Records from a collection:

───

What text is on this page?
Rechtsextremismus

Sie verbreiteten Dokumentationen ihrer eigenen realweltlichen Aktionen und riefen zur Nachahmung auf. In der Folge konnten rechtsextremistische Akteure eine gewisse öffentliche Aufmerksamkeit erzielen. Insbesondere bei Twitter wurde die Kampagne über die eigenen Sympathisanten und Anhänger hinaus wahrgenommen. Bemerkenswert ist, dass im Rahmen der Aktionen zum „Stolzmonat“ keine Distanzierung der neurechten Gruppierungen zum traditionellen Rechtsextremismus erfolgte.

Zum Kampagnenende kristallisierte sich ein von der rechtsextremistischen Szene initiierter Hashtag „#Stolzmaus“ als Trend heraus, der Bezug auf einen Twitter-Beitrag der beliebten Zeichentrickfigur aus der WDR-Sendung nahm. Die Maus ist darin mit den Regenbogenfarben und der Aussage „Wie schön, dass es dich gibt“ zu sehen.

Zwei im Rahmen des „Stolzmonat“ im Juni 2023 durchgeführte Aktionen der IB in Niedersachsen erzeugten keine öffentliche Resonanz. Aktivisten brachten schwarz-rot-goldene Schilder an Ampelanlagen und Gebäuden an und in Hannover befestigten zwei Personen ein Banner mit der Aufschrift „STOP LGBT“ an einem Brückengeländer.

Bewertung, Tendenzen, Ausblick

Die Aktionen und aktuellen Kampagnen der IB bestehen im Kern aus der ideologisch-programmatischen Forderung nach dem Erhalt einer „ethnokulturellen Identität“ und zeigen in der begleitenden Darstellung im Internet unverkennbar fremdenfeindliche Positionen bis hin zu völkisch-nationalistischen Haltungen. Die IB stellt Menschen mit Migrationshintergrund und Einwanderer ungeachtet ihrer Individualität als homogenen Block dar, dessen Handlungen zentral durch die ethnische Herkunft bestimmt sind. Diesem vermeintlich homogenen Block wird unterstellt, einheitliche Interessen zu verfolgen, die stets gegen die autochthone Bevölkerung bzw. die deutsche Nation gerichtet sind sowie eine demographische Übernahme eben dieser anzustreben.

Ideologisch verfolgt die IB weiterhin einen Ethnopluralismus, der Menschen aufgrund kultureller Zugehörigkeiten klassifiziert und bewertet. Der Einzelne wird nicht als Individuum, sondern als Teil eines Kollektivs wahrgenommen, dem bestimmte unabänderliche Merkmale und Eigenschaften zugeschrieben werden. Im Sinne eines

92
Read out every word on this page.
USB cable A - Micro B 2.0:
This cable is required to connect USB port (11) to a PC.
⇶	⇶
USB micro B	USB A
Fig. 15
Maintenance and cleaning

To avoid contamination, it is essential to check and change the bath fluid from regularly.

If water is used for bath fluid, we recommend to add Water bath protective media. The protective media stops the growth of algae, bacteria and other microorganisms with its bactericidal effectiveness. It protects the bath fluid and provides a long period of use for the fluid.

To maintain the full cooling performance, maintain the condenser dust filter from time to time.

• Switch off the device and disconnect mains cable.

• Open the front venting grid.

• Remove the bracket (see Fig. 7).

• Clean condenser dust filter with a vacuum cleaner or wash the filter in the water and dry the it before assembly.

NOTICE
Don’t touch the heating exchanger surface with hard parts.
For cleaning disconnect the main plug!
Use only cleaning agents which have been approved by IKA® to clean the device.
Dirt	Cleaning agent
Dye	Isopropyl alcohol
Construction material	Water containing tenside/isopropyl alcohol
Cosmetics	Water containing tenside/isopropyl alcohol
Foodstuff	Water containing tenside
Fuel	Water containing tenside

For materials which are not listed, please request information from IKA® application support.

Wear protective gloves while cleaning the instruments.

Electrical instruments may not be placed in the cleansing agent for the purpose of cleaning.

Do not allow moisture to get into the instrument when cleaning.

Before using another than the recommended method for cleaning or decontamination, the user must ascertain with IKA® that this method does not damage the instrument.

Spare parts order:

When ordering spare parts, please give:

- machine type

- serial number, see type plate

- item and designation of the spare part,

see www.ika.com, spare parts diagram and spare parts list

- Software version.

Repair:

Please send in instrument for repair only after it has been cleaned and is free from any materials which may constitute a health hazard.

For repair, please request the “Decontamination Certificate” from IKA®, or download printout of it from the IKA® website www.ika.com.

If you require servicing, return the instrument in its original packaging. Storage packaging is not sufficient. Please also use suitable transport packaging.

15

───

Among the lines above, which contain the word "been"? Copy every one.

▶ _Solution_
Use only cleaning agents which have been approved by IKA® to clean the device.
Please send in instrument for repair only after it has been cleaned and is free from any materials which may constitute a health hazard.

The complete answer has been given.